* [DATA FOR THE TASK]:
** Start **

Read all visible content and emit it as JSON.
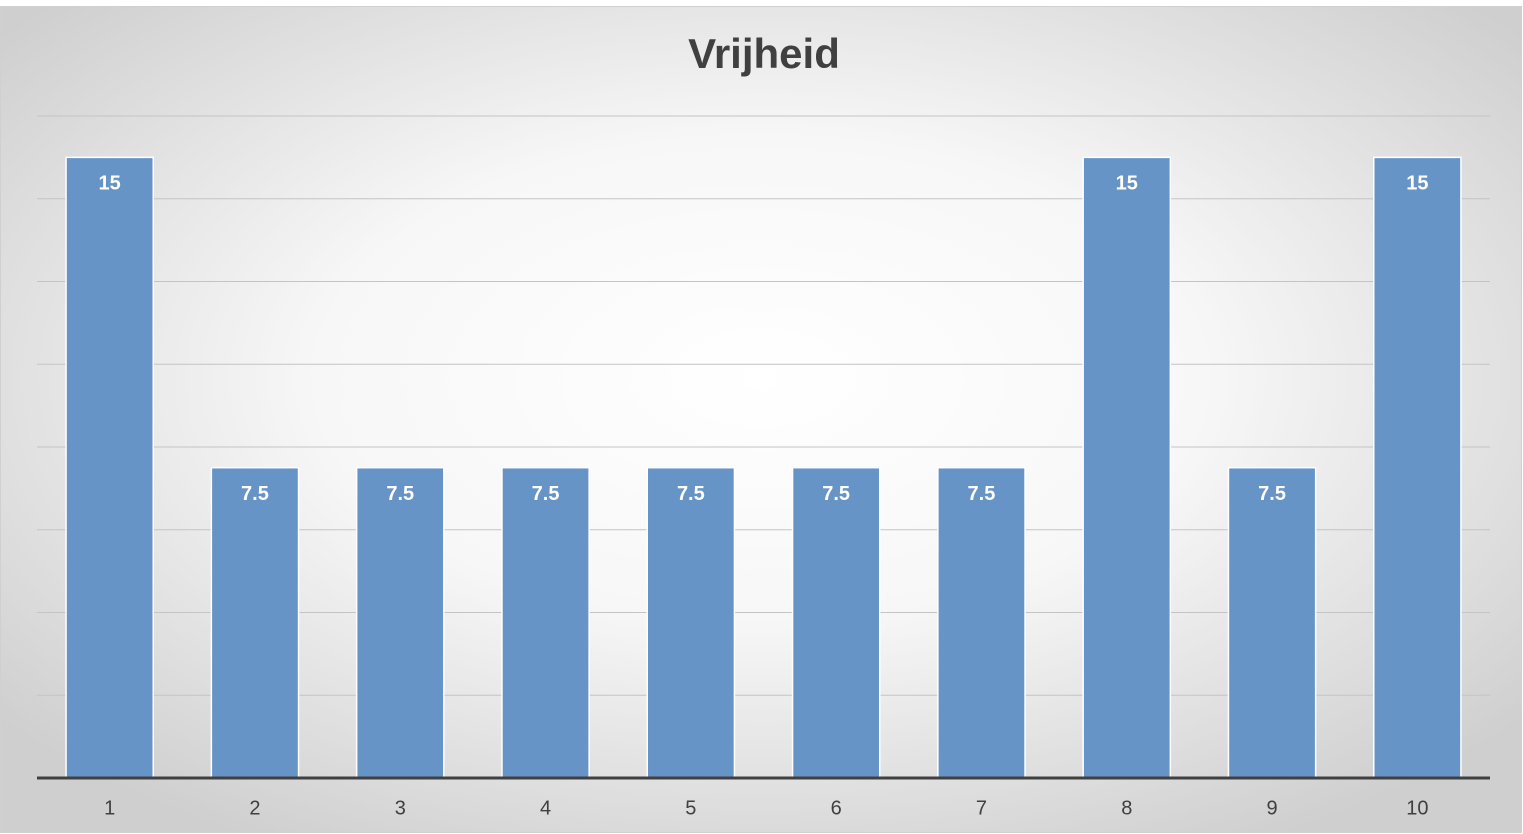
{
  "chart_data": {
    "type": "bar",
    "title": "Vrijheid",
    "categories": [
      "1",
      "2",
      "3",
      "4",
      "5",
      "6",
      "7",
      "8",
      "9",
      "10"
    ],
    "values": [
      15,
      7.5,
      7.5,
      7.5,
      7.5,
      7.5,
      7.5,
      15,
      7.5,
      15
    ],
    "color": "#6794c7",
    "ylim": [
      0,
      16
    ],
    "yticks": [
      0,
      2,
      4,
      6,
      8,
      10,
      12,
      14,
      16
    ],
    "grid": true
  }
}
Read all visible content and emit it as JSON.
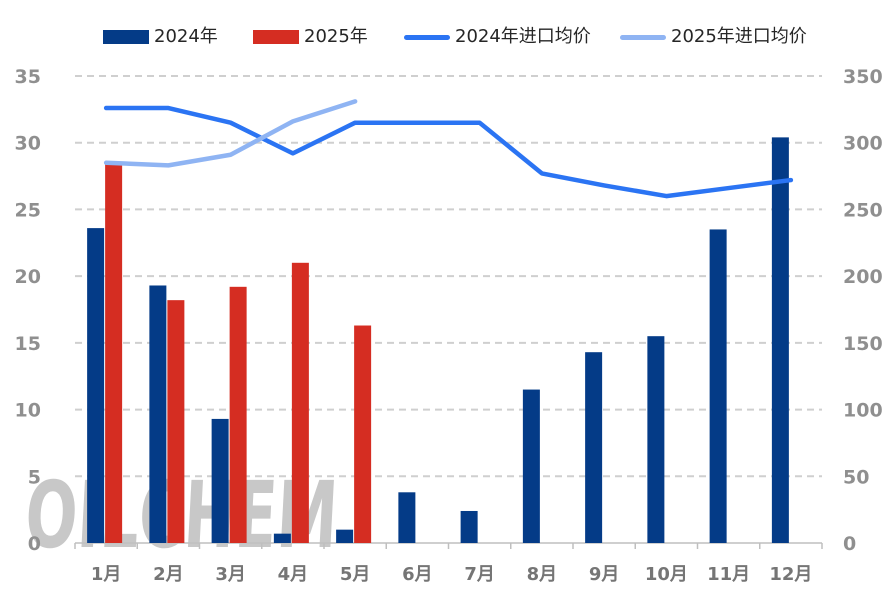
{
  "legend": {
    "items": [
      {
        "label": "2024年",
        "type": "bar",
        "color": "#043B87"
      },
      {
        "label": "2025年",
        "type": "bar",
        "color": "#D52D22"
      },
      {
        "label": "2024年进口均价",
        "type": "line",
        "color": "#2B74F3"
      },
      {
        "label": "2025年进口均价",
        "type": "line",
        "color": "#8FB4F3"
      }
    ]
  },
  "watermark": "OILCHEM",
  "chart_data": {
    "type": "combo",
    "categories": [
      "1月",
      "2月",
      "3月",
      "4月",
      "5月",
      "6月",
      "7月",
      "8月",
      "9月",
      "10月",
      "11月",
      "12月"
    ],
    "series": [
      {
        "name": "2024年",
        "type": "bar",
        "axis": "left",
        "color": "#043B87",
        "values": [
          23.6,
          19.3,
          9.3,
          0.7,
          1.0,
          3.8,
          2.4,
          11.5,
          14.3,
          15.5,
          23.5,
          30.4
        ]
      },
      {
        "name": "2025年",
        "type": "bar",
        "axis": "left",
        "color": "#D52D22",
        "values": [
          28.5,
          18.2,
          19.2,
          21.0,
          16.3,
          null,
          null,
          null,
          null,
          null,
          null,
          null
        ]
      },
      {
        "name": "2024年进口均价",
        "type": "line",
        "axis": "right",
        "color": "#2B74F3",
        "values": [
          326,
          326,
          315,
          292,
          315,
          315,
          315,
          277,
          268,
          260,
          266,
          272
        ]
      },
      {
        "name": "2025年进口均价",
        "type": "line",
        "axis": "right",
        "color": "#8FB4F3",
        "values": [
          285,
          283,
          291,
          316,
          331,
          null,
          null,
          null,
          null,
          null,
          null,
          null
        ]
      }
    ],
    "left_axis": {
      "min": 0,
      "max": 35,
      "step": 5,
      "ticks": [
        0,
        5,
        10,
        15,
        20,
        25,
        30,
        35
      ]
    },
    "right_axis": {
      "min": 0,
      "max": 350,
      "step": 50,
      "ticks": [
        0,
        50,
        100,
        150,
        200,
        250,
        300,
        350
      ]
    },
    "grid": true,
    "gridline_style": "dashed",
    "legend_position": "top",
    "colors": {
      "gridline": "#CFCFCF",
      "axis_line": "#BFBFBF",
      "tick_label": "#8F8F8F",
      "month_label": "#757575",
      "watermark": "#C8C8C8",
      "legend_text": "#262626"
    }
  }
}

** End **

* [AIM]:
The records above must be transcribed exactly. Pictures are left out of the copy.

* [SOLUTION TO THE PROBLEM]:
Read all visible content and emit it as JSON.
{
  "chart_data": {
    "type": "bar",
    "title": "Vrijheid",
    "categories": [
      "1",
      "2",
      "3",
      "4",
      "5",
      "6",
      "7",
      "8",
      "9",
      "10"
    ],
    "values": [
      15,
      7.5,
      7.5,
      7.5,
      7.5,
      7.5,
      7.5,
      15,
      7.5,
      15
    ],
    "color": "#6794c7",
    "ylim": [
      0,
      16
    ],
    "yticks": [
      0,
      2,
      4,
      6,
      8,
      10,
      12,
      14,
      16
    ],
    "grid": true
  }
}
Read all visible content and emit it as JSON.
{
  "legend": {
    "items": [
      {
        "label": "2024年",
        "type": "bar",
        "color": "#043B87"
      },
      {
        "label": "2025年",
        "type": "bar",
        "color": "#D52D22"
      },
      {
        "label": "2024年进口均价",
        "type": "line",
        "color": "#2B74F3"
      },
      {
        "label": "2025年进口均价",
        "type": "line",
        "color": "#8FB4F3"
      }
    ]
  },
  "watermark": "OILCHEM",
  "chart_data": {
    "type": "combo",
    "categories": [
      "1月",
      "2月",
      "3月",
      "4月",
      "5月",
      "6月",
      "7月",
      "8月",
      "9月",
      "10月",
      "11月",
      "12月"
    ],
    "series": [
      {
        "name": "2024年",
        "type": "bar",
        "axis": "left",
        "color": "#043B87",
        "values": [
          23.6,
          19.3,
          9.3,
          0.7,
          1.0,
          3.8,
          2.4,
          11.5,
          14.3,
          15.5,
          23.5,
          30.4
        ]
      },
      {
        "name": "2025年",
        "type": "bar",
        "axis": "left",
        "color": "#D52D22",
        "values": [
          28.5,
          18.2,
          19.2,
          21.0,
          16.3,
          null,
          null,
          null,
          null,
          null,
          null,
          null
        ]
      },
      {
        "name": "2024年进口均价",
        "type": "line",
        "axis": "right",
        "color": "#2B74F3",
        "values": [
          326,
          326,
          315,
          292,
          315,
          315,
          315,
          277,
          268,
          260,
          266,
          272
        ]
      },
      {
        "name": "2025年进口均价",
        "type": "line",
        "axis": "right",
        "color": "#8FB4F3",
        "values": [
          285,
          283,
          291,
          316,
          331,
          null,
          null,
          null,
          null,
          null,
          null,
          null
        ]
      }
    ],
    "left_axis": {
      "min": 0,
      "max": 35,
      "step": 5,
      "ticks": [
        0,
        5,
        10,
        15,
        20,
        25,
        30,
        35
      ]
    },
    "right_axis": {
      "min": 0,
      "max": 350,
      "step": 50,
      "ticks": [
        0,
        50,
        100,
        150,
        200,
        250,
        300,
        350
      ]
    },
    "grid": true,
    "gridline_style": "dashed",
    "legend_position": "top",
    "colors": {
      "gridline": "#CFCFCF",
      "axis_line": "#BFBFBF",
      "tick_label": "#8F8F8F",
      "month_label": "#757575",
      "watermark": "#C8C8C8",
      "legend_text": "#262626"
    }
  }
}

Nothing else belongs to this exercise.